> [Task brief]:
Filter the entries that follow, copying every line in which the word "name" appears.

### Given data ###

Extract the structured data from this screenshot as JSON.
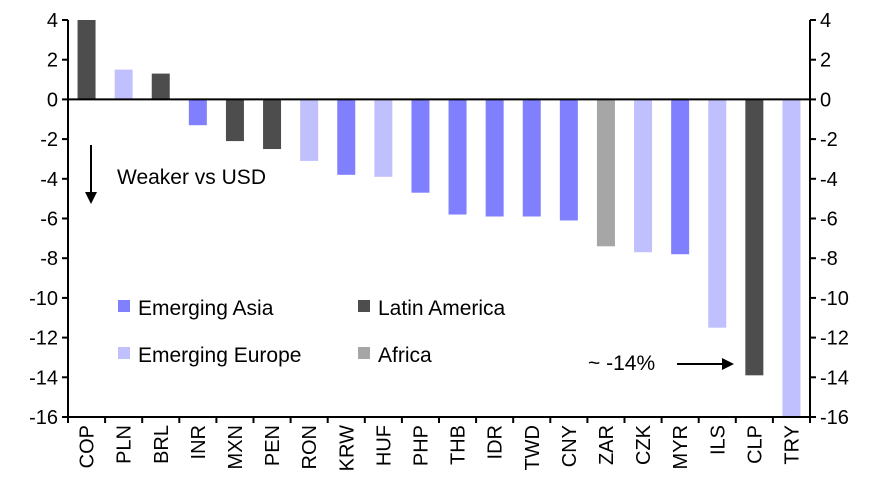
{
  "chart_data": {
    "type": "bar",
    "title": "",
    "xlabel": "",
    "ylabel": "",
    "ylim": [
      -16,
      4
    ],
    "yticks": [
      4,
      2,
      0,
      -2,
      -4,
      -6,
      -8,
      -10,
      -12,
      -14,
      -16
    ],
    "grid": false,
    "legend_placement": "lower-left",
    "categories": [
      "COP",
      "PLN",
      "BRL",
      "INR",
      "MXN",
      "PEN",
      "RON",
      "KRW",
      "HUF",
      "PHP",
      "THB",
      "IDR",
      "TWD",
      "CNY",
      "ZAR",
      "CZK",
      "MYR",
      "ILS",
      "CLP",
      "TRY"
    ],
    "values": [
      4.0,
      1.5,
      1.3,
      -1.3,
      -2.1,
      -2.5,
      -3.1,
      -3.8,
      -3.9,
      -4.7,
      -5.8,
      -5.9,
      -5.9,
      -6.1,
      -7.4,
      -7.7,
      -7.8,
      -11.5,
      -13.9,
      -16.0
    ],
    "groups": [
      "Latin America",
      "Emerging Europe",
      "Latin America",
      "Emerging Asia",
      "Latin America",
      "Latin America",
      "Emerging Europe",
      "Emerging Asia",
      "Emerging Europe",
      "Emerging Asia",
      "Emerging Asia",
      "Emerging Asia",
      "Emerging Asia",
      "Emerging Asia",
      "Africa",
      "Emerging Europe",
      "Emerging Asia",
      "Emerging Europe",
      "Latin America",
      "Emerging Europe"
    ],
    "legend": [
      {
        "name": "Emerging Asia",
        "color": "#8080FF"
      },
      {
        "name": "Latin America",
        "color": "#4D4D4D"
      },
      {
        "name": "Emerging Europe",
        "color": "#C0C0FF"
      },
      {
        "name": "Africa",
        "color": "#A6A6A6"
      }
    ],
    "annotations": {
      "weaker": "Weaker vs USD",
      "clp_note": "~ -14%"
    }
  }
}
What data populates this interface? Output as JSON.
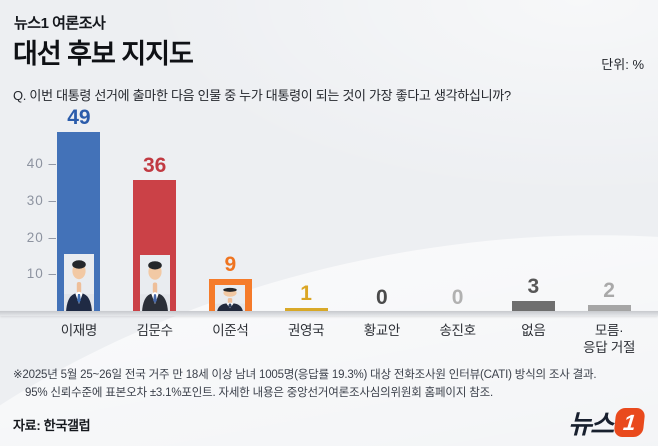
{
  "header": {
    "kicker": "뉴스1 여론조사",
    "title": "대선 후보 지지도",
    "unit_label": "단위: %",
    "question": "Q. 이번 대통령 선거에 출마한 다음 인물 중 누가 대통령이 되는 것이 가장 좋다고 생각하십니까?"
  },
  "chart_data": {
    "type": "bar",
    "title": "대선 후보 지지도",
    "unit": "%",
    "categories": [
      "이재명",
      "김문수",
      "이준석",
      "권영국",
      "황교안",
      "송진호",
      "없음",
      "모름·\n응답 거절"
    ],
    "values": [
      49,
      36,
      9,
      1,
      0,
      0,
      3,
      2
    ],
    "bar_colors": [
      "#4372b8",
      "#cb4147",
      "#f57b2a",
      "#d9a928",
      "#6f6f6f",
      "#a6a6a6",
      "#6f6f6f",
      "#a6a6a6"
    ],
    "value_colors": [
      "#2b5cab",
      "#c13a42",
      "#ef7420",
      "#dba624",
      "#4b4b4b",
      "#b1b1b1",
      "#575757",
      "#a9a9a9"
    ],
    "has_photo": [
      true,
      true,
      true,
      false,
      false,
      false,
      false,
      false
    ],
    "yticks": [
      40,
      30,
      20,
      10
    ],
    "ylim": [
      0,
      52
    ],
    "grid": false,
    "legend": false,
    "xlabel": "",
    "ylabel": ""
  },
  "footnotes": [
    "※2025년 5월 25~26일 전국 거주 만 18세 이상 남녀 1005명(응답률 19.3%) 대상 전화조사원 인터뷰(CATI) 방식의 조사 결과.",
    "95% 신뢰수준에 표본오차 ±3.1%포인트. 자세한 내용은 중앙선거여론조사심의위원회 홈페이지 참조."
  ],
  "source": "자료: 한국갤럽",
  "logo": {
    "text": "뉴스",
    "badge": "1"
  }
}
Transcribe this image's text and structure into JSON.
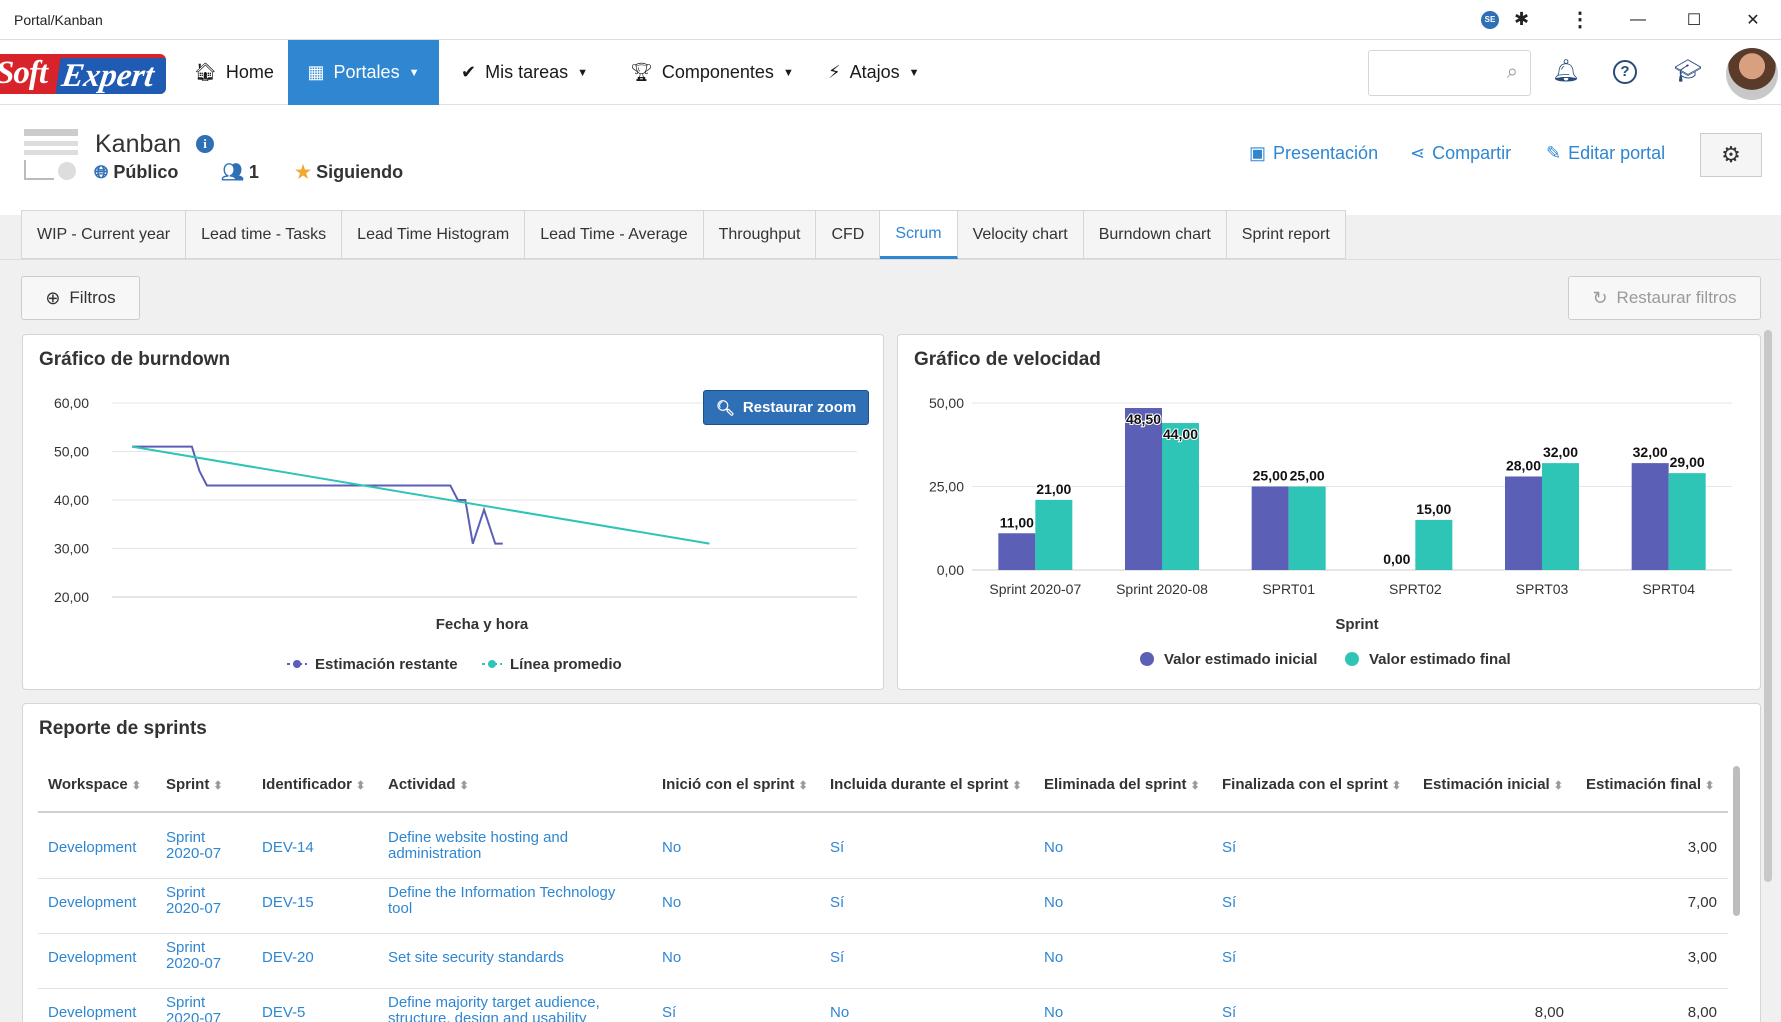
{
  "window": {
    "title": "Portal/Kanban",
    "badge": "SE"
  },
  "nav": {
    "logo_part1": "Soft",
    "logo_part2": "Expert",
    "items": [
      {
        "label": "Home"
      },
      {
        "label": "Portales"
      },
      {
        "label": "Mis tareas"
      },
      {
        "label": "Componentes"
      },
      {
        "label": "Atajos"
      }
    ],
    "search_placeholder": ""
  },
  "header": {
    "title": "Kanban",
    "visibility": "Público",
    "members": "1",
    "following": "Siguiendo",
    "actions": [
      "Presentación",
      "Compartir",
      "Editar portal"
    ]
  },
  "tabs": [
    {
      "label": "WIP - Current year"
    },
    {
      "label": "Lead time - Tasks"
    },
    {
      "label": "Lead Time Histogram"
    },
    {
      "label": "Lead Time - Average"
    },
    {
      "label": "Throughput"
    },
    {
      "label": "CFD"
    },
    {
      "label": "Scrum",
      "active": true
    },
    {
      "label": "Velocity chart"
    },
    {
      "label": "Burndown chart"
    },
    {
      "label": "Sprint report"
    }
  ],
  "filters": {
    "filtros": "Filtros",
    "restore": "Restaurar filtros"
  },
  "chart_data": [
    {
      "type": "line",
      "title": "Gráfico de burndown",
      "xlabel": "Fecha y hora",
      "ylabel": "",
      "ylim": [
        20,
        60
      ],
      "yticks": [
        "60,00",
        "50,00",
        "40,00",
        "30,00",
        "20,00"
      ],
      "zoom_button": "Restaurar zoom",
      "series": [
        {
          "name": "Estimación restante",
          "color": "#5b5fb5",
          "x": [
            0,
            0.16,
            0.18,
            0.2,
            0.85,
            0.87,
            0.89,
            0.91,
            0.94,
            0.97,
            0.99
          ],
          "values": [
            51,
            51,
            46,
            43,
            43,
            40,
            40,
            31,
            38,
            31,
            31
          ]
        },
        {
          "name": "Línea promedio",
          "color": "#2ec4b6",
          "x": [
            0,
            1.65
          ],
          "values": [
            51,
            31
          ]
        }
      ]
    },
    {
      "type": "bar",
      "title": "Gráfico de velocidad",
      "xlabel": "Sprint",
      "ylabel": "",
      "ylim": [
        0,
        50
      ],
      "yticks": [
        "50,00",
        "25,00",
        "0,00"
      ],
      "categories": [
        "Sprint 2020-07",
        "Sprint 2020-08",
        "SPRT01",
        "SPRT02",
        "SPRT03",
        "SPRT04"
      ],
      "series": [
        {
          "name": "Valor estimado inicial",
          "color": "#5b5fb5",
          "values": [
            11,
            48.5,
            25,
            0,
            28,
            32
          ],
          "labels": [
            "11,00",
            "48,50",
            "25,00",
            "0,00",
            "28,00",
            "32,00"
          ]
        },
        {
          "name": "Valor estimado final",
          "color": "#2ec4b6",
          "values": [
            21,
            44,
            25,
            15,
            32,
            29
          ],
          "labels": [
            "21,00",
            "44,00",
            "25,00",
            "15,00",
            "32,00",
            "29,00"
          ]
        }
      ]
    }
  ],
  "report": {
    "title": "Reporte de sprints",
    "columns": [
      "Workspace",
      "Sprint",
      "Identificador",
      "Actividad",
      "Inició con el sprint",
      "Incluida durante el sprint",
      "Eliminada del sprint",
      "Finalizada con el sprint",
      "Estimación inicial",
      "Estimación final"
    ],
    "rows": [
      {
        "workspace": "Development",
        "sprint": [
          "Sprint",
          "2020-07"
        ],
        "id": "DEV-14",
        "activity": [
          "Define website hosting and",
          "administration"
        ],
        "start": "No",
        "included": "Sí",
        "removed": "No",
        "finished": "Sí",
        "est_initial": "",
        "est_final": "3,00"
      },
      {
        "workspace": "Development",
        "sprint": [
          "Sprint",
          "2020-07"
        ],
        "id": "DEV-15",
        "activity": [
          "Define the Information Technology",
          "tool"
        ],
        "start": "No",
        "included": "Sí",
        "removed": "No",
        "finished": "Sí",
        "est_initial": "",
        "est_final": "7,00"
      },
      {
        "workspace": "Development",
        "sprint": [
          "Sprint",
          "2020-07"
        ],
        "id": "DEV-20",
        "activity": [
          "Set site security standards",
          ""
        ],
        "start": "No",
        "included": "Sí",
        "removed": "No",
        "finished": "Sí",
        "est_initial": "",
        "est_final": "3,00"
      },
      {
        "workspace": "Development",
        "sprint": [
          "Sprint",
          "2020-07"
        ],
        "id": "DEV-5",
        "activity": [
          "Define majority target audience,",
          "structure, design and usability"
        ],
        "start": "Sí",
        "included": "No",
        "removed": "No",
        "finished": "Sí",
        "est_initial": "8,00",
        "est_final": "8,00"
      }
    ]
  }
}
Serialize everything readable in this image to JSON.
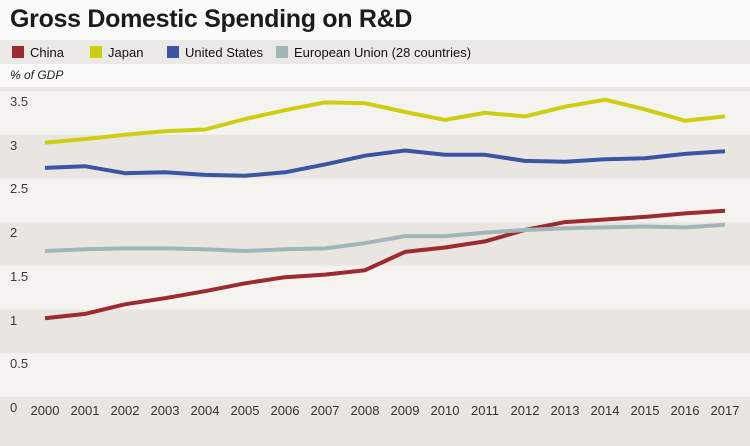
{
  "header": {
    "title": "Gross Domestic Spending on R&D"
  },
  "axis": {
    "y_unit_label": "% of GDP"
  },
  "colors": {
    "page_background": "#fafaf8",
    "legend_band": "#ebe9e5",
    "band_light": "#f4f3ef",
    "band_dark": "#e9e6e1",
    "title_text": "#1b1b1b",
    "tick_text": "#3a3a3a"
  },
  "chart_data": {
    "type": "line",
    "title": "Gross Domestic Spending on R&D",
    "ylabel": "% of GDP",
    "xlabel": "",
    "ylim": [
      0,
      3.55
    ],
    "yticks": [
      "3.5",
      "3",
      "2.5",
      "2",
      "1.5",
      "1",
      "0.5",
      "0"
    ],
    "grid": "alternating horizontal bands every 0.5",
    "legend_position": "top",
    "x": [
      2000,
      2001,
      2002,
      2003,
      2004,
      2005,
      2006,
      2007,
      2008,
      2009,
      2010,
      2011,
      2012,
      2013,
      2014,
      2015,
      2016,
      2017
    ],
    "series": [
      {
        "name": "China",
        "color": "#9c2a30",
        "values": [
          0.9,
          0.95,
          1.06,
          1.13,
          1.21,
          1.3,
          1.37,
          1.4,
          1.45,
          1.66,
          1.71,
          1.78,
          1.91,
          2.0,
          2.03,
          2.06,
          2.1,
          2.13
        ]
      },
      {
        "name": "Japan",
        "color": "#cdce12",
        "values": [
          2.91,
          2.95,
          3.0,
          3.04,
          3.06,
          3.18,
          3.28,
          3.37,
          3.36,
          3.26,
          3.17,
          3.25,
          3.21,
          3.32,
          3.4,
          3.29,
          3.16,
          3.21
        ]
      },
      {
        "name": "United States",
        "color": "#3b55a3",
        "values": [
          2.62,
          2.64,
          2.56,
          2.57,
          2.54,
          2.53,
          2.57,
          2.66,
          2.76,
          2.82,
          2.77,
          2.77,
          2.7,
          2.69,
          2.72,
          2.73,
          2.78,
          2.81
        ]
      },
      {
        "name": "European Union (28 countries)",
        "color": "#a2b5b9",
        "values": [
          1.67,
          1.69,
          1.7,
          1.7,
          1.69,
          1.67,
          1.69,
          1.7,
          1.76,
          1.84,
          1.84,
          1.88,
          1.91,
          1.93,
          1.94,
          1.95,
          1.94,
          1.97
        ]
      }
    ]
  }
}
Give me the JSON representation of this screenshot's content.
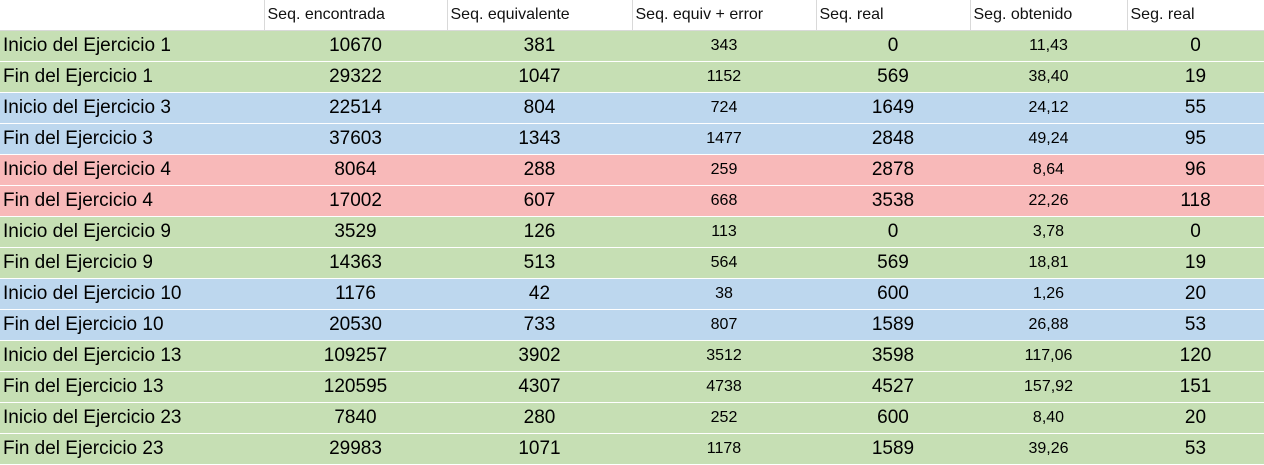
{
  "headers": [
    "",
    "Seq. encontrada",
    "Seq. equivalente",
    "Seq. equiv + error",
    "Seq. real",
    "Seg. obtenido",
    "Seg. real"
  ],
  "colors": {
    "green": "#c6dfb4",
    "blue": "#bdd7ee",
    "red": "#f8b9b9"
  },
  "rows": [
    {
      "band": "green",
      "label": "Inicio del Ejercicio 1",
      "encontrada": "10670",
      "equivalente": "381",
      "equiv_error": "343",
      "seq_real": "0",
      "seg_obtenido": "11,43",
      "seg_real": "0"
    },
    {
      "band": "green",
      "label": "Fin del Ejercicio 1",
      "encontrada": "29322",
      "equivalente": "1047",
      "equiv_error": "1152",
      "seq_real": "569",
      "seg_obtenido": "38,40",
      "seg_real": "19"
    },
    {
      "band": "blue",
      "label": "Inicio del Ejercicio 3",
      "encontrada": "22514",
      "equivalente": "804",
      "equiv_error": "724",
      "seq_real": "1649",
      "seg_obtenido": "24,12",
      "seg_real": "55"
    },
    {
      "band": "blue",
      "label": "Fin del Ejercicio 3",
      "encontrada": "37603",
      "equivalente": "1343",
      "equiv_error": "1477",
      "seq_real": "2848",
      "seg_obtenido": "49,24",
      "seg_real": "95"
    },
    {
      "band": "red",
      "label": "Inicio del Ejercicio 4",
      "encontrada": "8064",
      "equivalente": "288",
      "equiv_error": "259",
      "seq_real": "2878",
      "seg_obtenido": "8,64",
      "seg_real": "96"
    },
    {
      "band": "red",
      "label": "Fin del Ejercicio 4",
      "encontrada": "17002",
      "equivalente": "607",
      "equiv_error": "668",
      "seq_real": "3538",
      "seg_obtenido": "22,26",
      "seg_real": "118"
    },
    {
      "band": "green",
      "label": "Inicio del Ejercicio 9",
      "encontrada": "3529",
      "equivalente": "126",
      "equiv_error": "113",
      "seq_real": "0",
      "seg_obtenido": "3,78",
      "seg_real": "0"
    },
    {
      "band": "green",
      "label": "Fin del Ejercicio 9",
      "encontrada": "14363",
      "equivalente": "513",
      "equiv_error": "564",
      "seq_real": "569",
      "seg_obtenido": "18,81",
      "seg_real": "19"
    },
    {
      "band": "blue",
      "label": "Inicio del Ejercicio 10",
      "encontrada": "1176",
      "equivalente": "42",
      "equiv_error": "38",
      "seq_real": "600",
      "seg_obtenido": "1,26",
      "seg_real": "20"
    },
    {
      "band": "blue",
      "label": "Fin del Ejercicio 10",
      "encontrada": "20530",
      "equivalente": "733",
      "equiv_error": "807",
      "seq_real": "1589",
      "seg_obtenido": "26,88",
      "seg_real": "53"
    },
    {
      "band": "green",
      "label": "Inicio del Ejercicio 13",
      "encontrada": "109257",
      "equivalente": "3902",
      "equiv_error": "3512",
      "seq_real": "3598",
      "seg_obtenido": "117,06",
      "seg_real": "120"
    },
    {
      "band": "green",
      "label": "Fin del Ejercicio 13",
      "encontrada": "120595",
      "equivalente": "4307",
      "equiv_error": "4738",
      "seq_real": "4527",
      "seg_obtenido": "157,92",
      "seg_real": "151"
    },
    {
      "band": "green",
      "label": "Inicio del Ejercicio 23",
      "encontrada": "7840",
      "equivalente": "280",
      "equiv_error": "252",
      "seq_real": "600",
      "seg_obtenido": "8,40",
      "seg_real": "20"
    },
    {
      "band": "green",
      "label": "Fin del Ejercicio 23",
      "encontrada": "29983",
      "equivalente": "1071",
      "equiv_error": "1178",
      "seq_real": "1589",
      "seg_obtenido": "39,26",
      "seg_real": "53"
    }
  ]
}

###

> [Problem solution]:
        "name": "Emerging Asia",
        "name": "Latin America",
        "name": "Emerging Europe",
        "name": "Africa",
          "name": "Estimación restante",
          "name": "Línea promedio",
          "name": "Valor estimado inicial",
          "name": "Valor estimado final",
        "name": "China",
        "name": "Japan",
        "name": "United States",
        "name": "European Union (28 countries)",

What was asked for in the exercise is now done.